-- Instruction --
Copy out only the lines running from the one that contains "Read out every word on this page." through the end of the listing. Pictures stay out.

-- Rows --
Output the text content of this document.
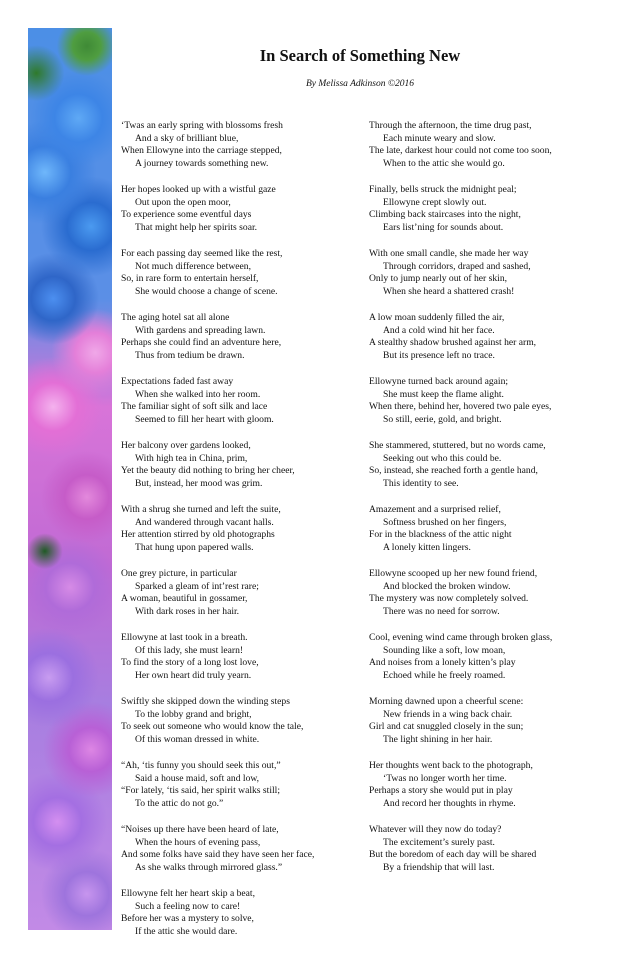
In Search of Something New

By Melissa Adkinson ©2016

‘Twas an early spring with blossoms fresh
And a sky of brilliant blue,
When Ellowyne into the carriage stepped,
A journey towards something new.
Her hopes looked up with a wistful gaze
Out upon the open moor,
To experience some eventful days
That might help her spirits soar.
For each passing day seemed like the rest,
Not much difference between,
So, in rare form to entertain herself,
She would choose a change of scene.
The aging hotel sat all alone
With gardens and spreading lawn.
Perhaps she could find an adventure here,
Thus from tedium be drawn.
Expectations faded fast away
When she walked into her room.
The familiar sight of soft silk and lace
Seemed to fill her heart with gloom.
Her balcony over gardens looked,
With high tea in China, prim,
Yet the beauty did nothing to bring her cheer,
But, instead, her mood was grim.
With a shrug she turned and left the suite,
And wandered through vacant halls.
Her attention stirred by old photographs
That hung upon papered walls.
One grey picture, in particular
Sparked a gleam of int’rest rare;
A woman, beautiful in gossamer,
With dark roses in her hair.
Ellowyne at last took in a breath.
Of this lady, she must learn!
To find the story of a long lost love,
Her own heart did truly yearn.
Swiftly she skipped down the winding steps
To the lobby grand and bright,
To seek out someone who would know the tale,
Of this woman dressed in white.
“Ah, ‘tis funny you should seek this out,”
Said a house maid, soft and low,
“For lately, ‘tis said, her spirit walks still;
To the attic do not go.”
“Noises up there have been heard of late,
When the hours of evening pass,
And some folks have said they have seen her face,
As she walks through mirrored glass.”
Ellowyne felt her heart skip a beat,
Such a feeling now to care!
Before her was a mystery to solve,
If the attic she would dare.
Through the afternoon, the time drug past,
Each minute weary and slow.
The late, darkest hour could not come too soon,
When to the attic she would go.
Finally, bells struck the midnight peal;
Ellowyne crept slowly out.
Climbing back staircases into the night,
Ears list’ning for sounds about.
With one small candle, she made her way
Through corridors, draped and sashed,
Only to jump nearly out of her skin,
When she heard a shattered crash!
A low moan suddenly filled the air,
And a cold wind hit her face.
A stealthy shadow brushed against her arm,
But its presence left no trace.
Ellowyne turned back around again;
She must keep the flame alight.
When there, behind her, hovered two pale eyes,
So still, eerie, gold, and bright.
She stammered, stuttered, but no words came,
Seeking out who this could be.
So, instead, she reached forth a gentle hand,
This identity to see.
Amazement and a surprised relief,
Softness brushed on her fingers,
For in the blackness of the attic night
A lonely kitten lingers.
Ellowyne scooped up her new found friend,
And blocked the broken window.
The mystery was now completely solved.
There was no need for sorrow.
Cool, evening wind came through broken glass,
Sounding like a soft, low moan,
And noises from a lonely kitten’s play
Echoed while he freely roamed.
Morning dawned upon a cheerful scene:
New friends in a wing back chair.
Girl and cat snuggled closely in the sun;
The light shining in her hair.
Her thoughts went back to the photograph,
‘Twas no longer worth her time.
Perhaps a story she would put in play
And record her thoughts in rhyme.
Whatever will they now do today?
The excitement’s surely past.
But the boredom of each day will be shared
By a friendship that will last.
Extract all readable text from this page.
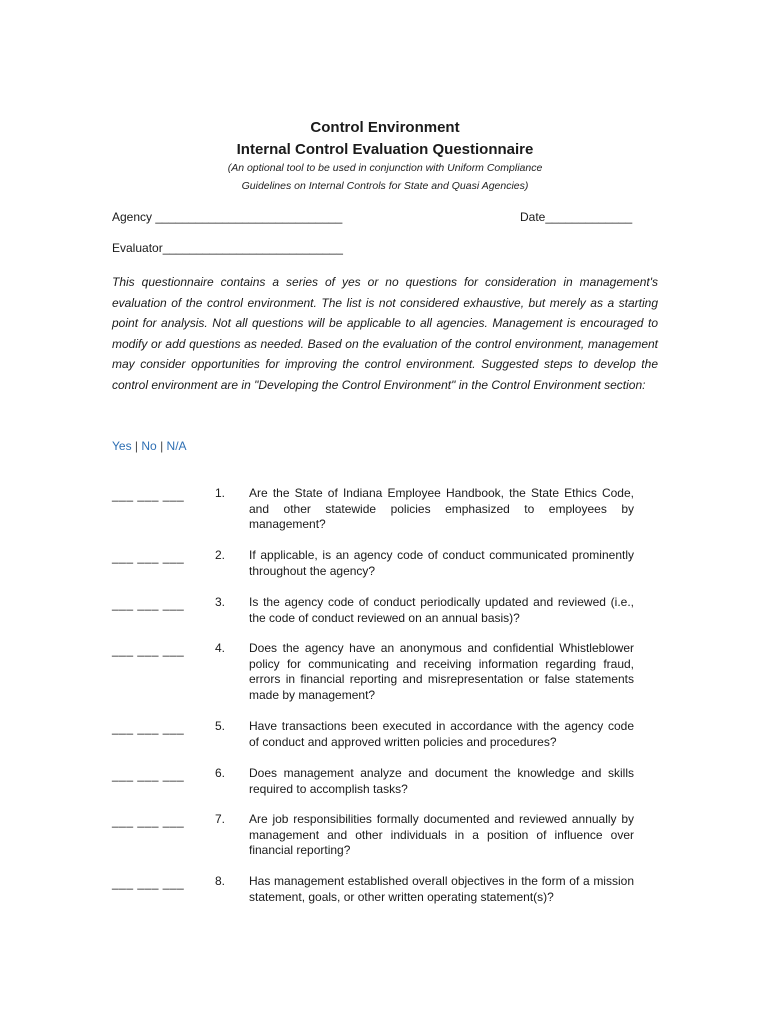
Control Environment
Internal Control Evaluation Questionnaire
(An optional tool to be used in conjunction with Uniform Compliance
Guidelines on Internal Controls for State and Quasi Agencies)
Agency ____________________________	Date_____________
Evaluator___________________________
This questionnaire contains a series of yes or no questions for consideration in management's evaluation of the control environment. The list is not considered exhaustive, but merely as a starting point for analysis. Not all questions will be applicable to all agencies. Management is encouraged to modify or add questions as needed. Based on the evaluation of the control environment, management may consider opportunities for improving the control environment. Suggested steps to develop the control environment are in "Developing the Control Environment" in the Control Environment section:
Yes | No | N/A
___ ___ ___	1. Are the State of Indiana Employee Handbook, the State Ethics Code, and other statewide policies emphasized to employees by management?
___ ___ ___	2. If applicable, is an agency code of conduct communicated prominently throughout the agency?
___ ___ ___	3. Is the agency code of conduct periodically updated and reviewed (i.e., the code of conduct reviewed on an annual basis)?
___ ___ ___	4. Does the agency have an anonymous and confidential Whistleblower policy for communicating and receiving information regarding fraud, errors in financial reporting and misrepresentation or false statements made by management?
___ ___ ___	5. Have transactions been executed in accordance with the agency code of conduct and approved written policies and procedures?
___ ___ ___	6. Does management analyze and document the knowledge and skills required to accomplish tasks?
___ ___ ___	7. Are job responsibilities formally documented and reviewed annually by management and other individuals in a position of influence over financial reporting?
___ ___ ___	8. Has management established overall objectives in the form of a mission statement, goals, or other written operating statement(s)?
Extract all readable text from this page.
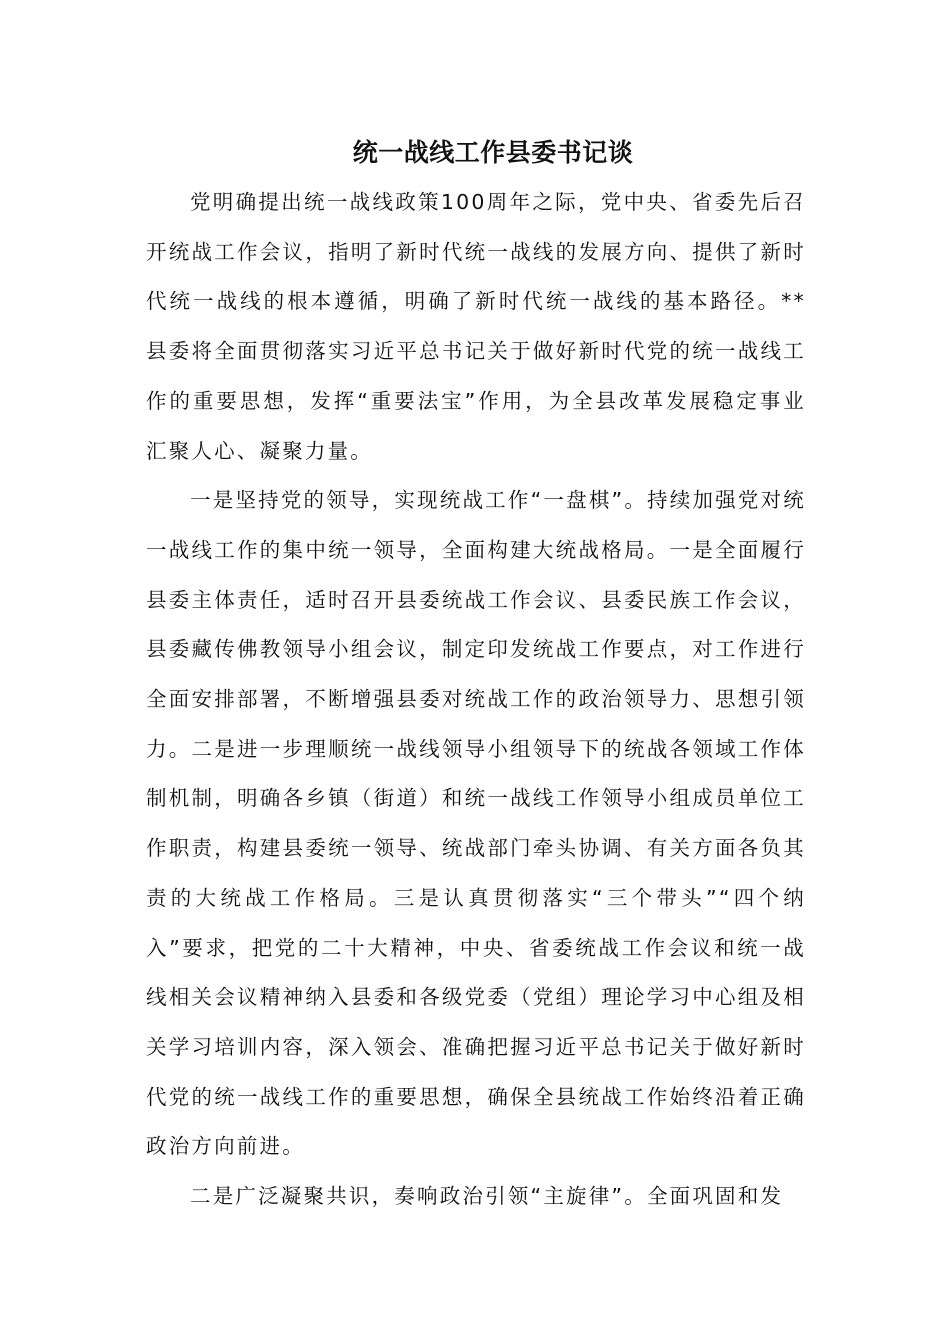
统一战线工作县委书记谈

党明确提出统一战线政策100周年之际，党中央、省委先后召开统战工作会议，指明了新时代统一战线的发展方向、提供了新时代统一战线的根本遵循，明确了新时代统一战线的基本路径。**县委将全面贯彻落实习近平总书记关于做好新时代党的统一战线工作的重要思想，发挥“重要法宝”作用，为全县改革发展稳定事业汇聚人心、凝聚力量。

一是坚持党的领导，实现统战工作“一盘棋”。持续加强党对统一战线工作的集中统一领导，全面构建大统战格局。一是全面履行县委主体责任，适时召开县委统战工作会议、县委民族工作会议，县委藏传佛教领导小组会议，制定印发统战工作要点，对工作进行全面安排部署，不断增强县委对统战工作的政治领导力、思想引领力。二是进一步理顺统一战线领导小组领导下的统战各领域工作体制机制，明确各乡镇（街道）和统一战线工作领导小组成员单位工作职责，构建县委统一领导、统战部门牵头协调、有关方面各负其责的大统战工作格局。三是认真贯彻落实“三个带头”“四个纳入”要求，把党的二十大精神，中央、省委统战工作会议和统一战线相关会议精神纳入县委和各级党委（党组）理论学习中心组及相关学习培训内容，深入领会、准确把握习近平总书记关于做好新时代党的统一战线工作的重要思想，确保全县统战工作始终沿着正确政治方向前进。

二是广泛凝聚共识，奏响政治引领“主旋律”。全面巩固和发
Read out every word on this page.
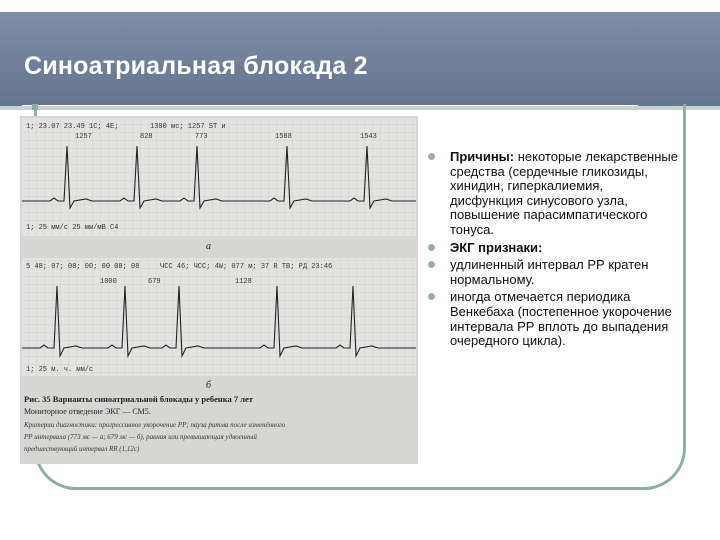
Синоатриальная блокада 2
1; 23.07 23.49 1C; 4E;	1300 мс; 1257 ST и
1257	828	773	1588	1543
1; 25 мм/с 25 мм/мВ С4
а
5 48; 07; 08; 00; 00 08; 08	ЧСС 46; ЧСС; 4W; 077 м; 37 R ТВ; РД 23:46
1000	679	1128
1; 25 м. ч. мм/с
б
Рис. 35 Варианты синоатриальной блокады у ребенка 7 лет
Мониторное отведение ЭКГ — СМ5.
Критерии диагностики: прогрессивное укорочение РР; пауза ритма после изменённого
РР интервала (773 мс — а; 679 мс — б), равная или превышающая удвоенный
предшествующий интервал RR (1,12с)
Причины: некоторые лекарственные средства (сердечные гликозиды, хинидин, гиперкалиемия, дисфункция синусового узла, повышение парасимпатического тонуса.
ЭКГ признаки:
удлиненный интервал РР кратен нормальному.
иногда отмечается периодика Венкебаха (постепенное укорочение интервала РР вплоть до выпадения очередного цикла).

-- Full answer --
Read out every word on this page.
Синоатриальная блокада 2
1; 23.07 23.49 1C; 4E;	1300 мс; 1257 ST и
1257	828	773	1588	1543
1; 25 мм/с 25 мм/мВ С4
а
5 48; 07; 08; 00; 00 08; 08	ЧСС 46; ЧСС; 4W; 077 м; 37 R ТВ; РД 23:46
1000	679	1128
1; 25 м. ч. мм/с
б
Рис. 35 Варианты синоатриальной блокады у ребенка 7 лет
Мониторное отведение ЭКГ — СМ5.
Критерии диагностики: прогрессивное укорочение РР; пауза ритма после изменённого
РР интервала (773 мс — а; 679 мс — б), равная или превышающая удвоенный
предшествующий интервал RR (1,12с)
Причины: некоторые лекарственные средства (сердечные гликозиды, хинидин, гиперкалиемия, дисфункция синусового узла, повышение парасимпатического тонуса.
ЭКГ признаки:
удлиненный интервал РР кратен нормальному.
иногда отмечается периодика Венкебаха (постепенное укорочение интервала РР вплоть до выпадения очередного цикла).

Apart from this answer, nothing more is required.